What the exercise asks:
Whenever a line below holds the word "Cells", count it; then give the total and nothing else.

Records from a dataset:
◆ ◆ ◆ ◆ ◆
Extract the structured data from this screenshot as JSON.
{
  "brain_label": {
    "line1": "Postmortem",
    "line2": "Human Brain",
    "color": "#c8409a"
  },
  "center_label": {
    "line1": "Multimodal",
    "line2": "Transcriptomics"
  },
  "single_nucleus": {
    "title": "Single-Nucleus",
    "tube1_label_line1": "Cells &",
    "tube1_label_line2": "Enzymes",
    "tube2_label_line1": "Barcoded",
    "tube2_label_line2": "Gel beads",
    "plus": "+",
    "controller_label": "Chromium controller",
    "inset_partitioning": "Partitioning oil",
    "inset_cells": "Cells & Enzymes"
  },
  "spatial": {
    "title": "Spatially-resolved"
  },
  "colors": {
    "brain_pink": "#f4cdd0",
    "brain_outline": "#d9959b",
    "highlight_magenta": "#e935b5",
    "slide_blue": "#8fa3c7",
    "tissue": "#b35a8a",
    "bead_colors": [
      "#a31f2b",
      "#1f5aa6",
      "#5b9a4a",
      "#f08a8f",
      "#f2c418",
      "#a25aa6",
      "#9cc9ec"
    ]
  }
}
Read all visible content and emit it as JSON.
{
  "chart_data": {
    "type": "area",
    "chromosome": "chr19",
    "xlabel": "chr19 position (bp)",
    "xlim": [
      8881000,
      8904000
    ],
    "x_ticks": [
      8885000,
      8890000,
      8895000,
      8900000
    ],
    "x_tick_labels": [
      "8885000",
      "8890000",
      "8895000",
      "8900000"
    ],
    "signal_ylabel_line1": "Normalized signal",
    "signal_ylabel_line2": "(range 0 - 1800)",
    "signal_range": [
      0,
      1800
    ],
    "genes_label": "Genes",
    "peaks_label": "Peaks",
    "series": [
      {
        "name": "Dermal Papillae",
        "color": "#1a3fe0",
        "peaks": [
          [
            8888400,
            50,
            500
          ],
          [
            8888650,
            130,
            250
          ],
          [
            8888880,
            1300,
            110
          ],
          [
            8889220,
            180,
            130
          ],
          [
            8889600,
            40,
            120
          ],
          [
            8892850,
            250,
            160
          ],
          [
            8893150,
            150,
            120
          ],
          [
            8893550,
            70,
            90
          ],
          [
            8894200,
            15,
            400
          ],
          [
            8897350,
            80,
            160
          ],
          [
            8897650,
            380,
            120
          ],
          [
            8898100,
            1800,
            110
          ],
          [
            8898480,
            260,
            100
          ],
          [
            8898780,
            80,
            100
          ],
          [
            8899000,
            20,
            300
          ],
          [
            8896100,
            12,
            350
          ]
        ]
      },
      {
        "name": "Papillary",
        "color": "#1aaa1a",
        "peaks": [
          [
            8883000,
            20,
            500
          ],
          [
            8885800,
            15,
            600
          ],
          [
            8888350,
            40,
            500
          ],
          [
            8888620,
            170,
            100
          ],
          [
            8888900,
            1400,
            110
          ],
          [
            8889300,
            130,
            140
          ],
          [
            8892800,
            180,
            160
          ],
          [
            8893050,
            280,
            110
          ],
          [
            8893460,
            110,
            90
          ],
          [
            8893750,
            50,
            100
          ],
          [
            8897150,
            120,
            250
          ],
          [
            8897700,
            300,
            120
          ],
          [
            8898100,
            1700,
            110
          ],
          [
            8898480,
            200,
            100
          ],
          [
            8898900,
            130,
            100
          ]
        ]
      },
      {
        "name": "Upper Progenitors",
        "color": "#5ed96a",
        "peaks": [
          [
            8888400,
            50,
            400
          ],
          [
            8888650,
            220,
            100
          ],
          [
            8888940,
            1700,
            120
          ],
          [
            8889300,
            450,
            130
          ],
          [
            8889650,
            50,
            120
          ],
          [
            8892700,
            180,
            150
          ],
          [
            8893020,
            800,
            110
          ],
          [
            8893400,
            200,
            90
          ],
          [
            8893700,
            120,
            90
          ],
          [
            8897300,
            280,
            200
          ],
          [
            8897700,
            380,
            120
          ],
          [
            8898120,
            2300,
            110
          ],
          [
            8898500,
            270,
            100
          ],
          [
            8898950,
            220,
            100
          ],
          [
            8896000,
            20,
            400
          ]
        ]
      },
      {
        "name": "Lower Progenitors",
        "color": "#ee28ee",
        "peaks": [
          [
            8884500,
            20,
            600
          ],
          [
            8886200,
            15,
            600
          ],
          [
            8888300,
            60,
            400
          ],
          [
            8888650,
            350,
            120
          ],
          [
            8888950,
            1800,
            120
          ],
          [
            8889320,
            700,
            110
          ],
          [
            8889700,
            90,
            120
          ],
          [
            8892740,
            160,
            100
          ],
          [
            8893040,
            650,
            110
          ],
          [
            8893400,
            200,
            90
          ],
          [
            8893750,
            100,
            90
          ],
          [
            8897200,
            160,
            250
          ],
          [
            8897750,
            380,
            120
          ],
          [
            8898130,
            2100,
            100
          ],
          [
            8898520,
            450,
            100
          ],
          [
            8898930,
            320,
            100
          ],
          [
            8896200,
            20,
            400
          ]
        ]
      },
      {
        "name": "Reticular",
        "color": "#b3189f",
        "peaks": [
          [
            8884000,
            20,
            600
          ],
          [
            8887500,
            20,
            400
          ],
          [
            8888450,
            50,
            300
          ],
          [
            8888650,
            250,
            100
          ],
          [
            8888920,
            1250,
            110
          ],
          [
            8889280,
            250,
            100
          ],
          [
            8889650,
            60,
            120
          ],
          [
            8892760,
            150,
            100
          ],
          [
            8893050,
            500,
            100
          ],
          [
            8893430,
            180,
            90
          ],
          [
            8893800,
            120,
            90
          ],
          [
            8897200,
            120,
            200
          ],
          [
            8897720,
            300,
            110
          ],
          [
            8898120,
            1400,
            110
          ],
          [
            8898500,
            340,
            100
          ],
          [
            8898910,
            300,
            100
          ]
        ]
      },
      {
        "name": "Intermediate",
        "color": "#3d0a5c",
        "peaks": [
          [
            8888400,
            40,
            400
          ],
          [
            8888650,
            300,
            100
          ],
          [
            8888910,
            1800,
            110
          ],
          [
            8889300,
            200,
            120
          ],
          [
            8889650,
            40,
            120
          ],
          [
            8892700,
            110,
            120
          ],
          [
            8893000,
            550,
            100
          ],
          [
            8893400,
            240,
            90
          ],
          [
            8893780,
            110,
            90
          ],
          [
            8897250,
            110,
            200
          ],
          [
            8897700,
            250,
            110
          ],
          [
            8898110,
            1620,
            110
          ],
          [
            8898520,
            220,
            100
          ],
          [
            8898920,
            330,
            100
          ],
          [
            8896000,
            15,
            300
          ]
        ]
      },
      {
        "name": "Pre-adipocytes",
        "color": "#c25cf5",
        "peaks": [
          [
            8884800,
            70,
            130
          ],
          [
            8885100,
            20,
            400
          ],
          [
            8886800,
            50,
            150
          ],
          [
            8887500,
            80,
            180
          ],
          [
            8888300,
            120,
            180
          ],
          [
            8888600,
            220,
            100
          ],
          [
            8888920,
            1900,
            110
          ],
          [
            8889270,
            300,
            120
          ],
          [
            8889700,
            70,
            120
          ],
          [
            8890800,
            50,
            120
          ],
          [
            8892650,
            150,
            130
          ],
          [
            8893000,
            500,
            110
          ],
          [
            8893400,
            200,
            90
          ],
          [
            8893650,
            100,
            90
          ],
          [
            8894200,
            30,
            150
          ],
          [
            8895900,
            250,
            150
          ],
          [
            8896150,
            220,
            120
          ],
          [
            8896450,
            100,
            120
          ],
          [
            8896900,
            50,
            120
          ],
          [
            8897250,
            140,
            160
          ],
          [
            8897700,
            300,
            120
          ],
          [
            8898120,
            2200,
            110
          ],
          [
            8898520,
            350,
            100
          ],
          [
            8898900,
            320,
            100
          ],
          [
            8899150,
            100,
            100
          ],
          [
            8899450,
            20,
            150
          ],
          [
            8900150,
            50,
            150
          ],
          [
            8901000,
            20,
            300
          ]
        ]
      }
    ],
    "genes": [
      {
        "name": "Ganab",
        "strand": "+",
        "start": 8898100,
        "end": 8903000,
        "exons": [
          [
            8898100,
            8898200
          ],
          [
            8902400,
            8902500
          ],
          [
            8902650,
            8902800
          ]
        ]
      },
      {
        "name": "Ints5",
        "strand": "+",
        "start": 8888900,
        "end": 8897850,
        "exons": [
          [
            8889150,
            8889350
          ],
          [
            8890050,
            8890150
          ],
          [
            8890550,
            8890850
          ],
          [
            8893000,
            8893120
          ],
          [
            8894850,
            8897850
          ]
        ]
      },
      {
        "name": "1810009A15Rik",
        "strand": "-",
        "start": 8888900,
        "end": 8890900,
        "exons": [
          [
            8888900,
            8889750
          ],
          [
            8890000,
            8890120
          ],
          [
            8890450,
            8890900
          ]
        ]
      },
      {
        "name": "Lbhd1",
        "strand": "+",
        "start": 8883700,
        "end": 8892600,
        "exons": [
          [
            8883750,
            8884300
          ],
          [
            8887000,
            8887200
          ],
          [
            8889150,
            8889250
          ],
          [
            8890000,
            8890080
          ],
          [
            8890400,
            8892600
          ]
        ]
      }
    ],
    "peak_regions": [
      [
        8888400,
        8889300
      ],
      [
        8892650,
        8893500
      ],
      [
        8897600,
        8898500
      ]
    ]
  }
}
◆ ◆ ◆ ◆ ◆
Solution:
2